Copy out each line of the data that holds the word "Postkontor".

● Supplied entries
★ ★ ★

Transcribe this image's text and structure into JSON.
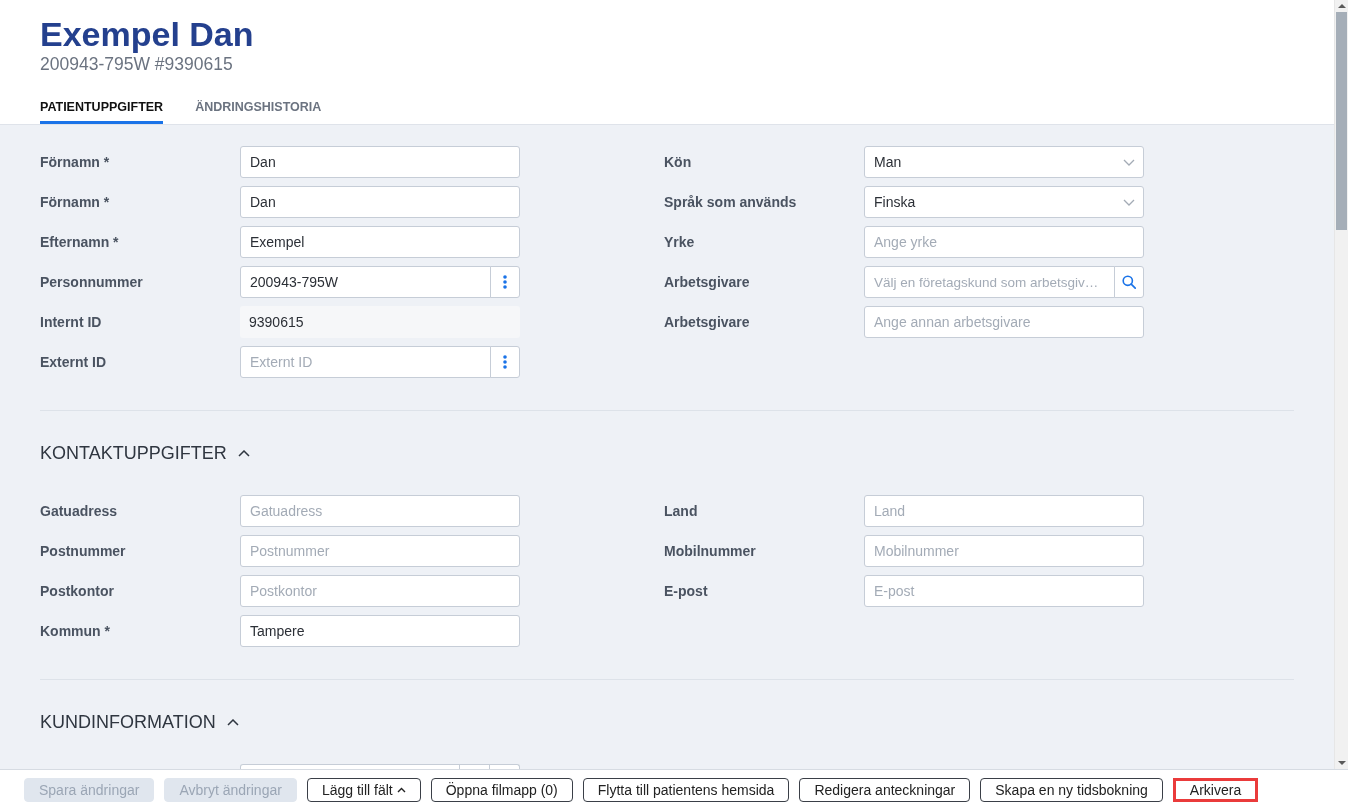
{
  "header": {
    "title": "Exempel Dan",
    "subtitle": "200943-795W #9390615"
  },
  "tabs": [
    {
      "label": "PATIENTUPPGIFTER",
      "selected": true
    },
    {
      "label": "ÄNDRINGSHISTORIA",
      "selected": false
    }
  ],
  "patient_details": {
    "left": [
      {
        "kind": "text",
        "label": "Förnamn *",
        "value": "Dan"
      },
      {
        "kind": "text",
        "label": "Förnamn *",
        "value": "Dan"
      },
      {
        "kind": "text",
        "label": "Efternamn *",
        "value": "Exempel"
      },
      {
        "kind": "menu",
        "label": "Personnummer",
        "value": "200943-795W"
      },
      {
        "kind": "readonly",
        "label": "Internt ID",
        "value": "9390615"
      },
      {
        "kind": "menu",
        "label": "Externt ID",
        "placeholder": "Externt ID"
      }
    ],
    "right": [
      {
        "kind": "select",
        "label": "Kön",
        "value": "Man"
      },
      {
        "kind": "select",
        "label": "Språk som används",
        "value": "Finska"
      },
      {
        "kind": "text",
        "label": "Yrke",
        "placeholder": "Ange yrke"
      },
      {
        "kind": "search",
        "label": "Arbetsgivare",
        "placeholder": "Välj en företagskund som arbetsgiv…"
      },
      {
        "kind": "text",
        "label": "Arbetsgivare",
        "placeholder": "Ange annan arbetsgivare"
      }
    ]
  },
  "sections": [
    {
      "title": "KONTAKTUPPGIFTER",
      "expanded": true,
      "left": [
        {
          "kind": "text",
          "label": "Gatuadress",
          "placeholder": "Gatuadress"
        },
        {
          "kind": "text",
          "label": "Postnummer",
          "placeholder": "Postnummer"
        },
        {
          "kind": "text",
          "label": "Postkontor",
          "placeholder": "Postkontor"
        },
        {
          "kind": "text",
          "label": "Kommun *",
          "value": "Tampere"
        }
      ],
      "right": [
        {
          "kind": "text",
          "label": "Land",
          "placeholder": "Land"
        },
        {
          "kind": "text",
          "label": "Mobilnummer",
          "placeholder": "Mobilnummer"
        },
        {
          "kind": "text",
          "label": "E-post",
          "placeholder": "E-post"
        }
      ]
    },
    {
      "title": "KUNDINFORMATION",
      "expanded": true,
      "left": [
        {
          "kind": "lookup"
        }
      ]
    }
  ],
  "footer_buttons": [
    {
      "label": "Spara ändringar",
      "kind": "plain",
      "disabled": true,
      "highlighted": false
    },
    {
      "label": "Avbryt ändringar",
      "kind": "plain",
      "disabled": true,
      "highlighted": false
    },
    {
      "label": "Lägg till fält",
      "kind": "menu",
      "disabled": false,
      "highlighted": false
    },
    {
      "label": "Öppna filmapp (0)",
      "kind": "plain",
      "disabled": false,
      "highlighted": false
    },
    {
      "label": "Flytta till patientens hemsida",
      "kind": "plain",
      "disabled": false,
      "highlighted": false
    },
    {
      "label": "Redigera anteckningar",
      "kind": "plain",
      "disabled": false,
      "highlighted": false
    },
    {
      "label": "Skapa en ny tidsbokning",
      "kind": "plain",
      "disabled": false,
      "highlighted": false
    },
    {
      "label": "Arkivera",
      "kind": "plain",
      "disabled": false,
      "highlighted": true
    }
  ]
}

★ ★ ★

● Exercise output
          "label": "Postkontor",
          "placeholder": "Postkontor"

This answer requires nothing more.